THE NUCLEAR CONTROL INSTITUTE

20th Anniversary Conference

Environmentalist's View

Harold Feiveson

(Senior Research Policy Scientist at Princeton University's
Center for Energy and Environmental Studies)

 

Well, I think that I'm having a change of heart over the past few years. And, let me try to locate why I'm having that change of heart. Paul mentioned my thesis, so that's going way back. But, even before that, when I was in the science bureau of the Arms Control Agency, I helped draft the safeguards article, article three, when we were first drafting the NPT. And, that was done under the assumption that, if one has safeguards that somehow you can control diversions from, from nuclear power programs. Secondly, as Paul and the NCI group has always thought, when I first started looking at this, I imagined that a once-through system would be proliferation resistant. That, what we worried about was the separation of plutonium and the onset of breeder reactors. But, I'm more uneasy about this position than I was back then. And, it's this large scale future for nuclear power that people have talked about which, I think now makes most uneasy.

So, what I really fret about is a nuclear power system, let's say, ten to twenty times the present size, which, as Bob Williams made pretty clear, has to be the size of nuclear if it's going to make any substantial dent in the greenhouse problem.
-*-*-
Problems to solve —
A: In the conference talk, rewrite the span between "20th Anniversary Conference" and "and Environmental Studies)", inclusive, renaming "Conference" as "Symposium".
B: Do the following statements agree with the conference talk? (i) The speaker helped draft the NPT's safeguards article. (ii) The speaker is less uneasy about the position now than in the past. (iii) Paul mentioned the speaker's thesis.
-*-*-
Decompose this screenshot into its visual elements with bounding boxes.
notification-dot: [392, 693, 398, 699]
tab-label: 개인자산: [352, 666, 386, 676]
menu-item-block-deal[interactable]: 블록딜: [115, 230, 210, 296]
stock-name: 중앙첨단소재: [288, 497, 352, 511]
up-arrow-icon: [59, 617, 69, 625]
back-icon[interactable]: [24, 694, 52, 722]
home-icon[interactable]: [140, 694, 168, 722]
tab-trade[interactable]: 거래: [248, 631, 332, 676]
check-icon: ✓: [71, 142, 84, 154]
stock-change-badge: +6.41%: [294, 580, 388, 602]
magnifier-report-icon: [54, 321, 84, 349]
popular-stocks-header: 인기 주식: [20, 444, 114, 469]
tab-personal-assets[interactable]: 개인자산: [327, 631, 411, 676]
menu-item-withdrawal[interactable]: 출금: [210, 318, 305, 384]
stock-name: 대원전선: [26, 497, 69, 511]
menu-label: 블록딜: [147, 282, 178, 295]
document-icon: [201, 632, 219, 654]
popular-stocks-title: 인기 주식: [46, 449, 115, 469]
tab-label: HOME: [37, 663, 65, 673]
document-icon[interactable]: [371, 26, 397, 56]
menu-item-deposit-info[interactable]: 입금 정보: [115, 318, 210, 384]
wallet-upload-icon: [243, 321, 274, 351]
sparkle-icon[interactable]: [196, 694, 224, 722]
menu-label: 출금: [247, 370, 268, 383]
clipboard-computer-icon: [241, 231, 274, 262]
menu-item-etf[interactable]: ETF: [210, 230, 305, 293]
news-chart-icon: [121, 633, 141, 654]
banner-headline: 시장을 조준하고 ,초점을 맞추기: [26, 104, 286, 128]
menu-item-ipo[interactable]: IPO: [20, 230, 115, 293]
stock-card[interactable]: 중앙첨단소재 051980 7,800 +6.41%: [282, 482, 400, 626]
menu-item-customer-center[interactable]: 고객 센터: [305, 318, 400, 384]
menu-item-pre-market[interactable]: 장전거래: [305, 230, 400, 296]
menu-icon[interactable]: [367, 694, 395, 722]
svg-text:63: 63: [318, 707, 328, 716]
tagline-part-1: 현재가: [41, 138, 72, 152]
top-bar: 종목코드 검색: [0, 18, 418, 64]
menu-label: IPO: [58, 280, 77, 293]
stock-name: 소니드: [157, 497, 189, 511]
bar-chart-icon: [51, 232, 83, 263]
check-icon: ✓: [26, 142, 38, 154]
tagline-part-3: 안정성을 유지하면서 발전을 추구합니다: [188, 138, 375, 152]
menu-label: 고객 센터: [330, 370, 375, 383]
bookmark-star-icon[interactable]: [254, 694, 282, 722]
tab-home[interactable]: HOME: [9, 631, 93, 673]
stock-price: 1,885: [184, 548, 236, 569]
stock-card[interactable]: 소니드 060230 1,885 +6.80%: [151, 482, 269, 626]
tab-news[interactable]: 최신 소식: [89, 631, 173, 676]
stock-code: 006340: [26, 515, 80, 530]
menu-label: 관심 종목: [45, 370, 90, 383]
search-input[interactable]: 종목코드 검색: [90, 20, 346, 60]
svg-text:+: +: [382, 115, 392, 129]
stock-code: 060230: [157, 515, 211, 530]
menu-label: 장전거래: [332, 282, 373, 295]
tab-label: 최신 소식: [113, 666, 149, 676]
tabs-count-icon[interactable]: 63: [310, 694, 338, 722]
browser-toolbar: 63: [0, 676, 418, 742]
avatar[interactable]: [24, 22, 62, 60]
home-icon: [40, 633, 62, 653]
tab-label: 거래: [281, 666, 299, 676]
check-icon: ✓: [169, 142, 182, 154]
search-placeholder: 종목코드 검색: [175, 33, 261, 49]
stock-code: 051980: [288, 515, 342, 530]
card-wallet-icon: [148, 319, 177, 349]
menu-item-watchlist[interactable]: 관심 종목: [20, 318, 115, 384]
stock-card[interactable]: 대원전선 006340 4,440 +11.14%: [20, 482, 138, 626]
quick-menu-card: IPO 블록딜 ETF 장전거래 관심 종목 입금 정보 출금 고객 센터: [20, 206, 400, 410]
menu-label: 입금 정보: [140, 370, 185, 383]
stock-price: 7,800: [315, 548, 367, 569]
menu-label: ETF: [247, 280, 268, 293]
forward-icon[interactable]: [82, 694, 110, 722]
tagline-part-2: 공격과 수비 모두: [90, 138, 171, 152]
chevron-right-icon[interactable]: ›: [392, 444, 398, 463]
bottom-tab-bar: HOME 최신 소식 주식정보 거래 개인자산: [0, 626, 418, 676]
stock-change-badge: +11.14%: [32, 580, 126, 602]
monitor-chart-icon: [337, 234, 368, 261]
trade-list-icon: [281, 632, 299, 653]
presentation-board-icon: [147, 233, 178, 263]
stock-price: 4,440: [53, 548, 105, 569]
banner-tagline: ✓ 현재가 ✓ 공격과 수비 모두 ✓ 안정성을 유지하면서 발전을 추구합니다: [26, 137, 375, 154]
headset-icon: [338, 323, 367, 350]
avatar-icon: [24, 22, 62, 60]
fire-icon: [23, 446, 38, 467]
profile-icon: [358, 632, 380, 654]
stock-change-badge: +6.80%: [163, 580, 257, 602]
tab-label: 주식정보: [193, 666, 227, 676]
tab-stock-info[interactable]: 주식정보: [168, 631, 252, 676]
-*-*-
List of solutions —
A:
20th Anniversary Symposium

Environmentalist's View

Harold Feiveson

(Senior Research Policy Scientist at Princeton University's
Center for Energy and Environmental Studies)

B:
(i) Yes: "I helped draft the safeguards article, article three"
(ii) No: "I'm more uneasy about this position than I was back then"
(iii) Yes: "Paul mentioned my thesis"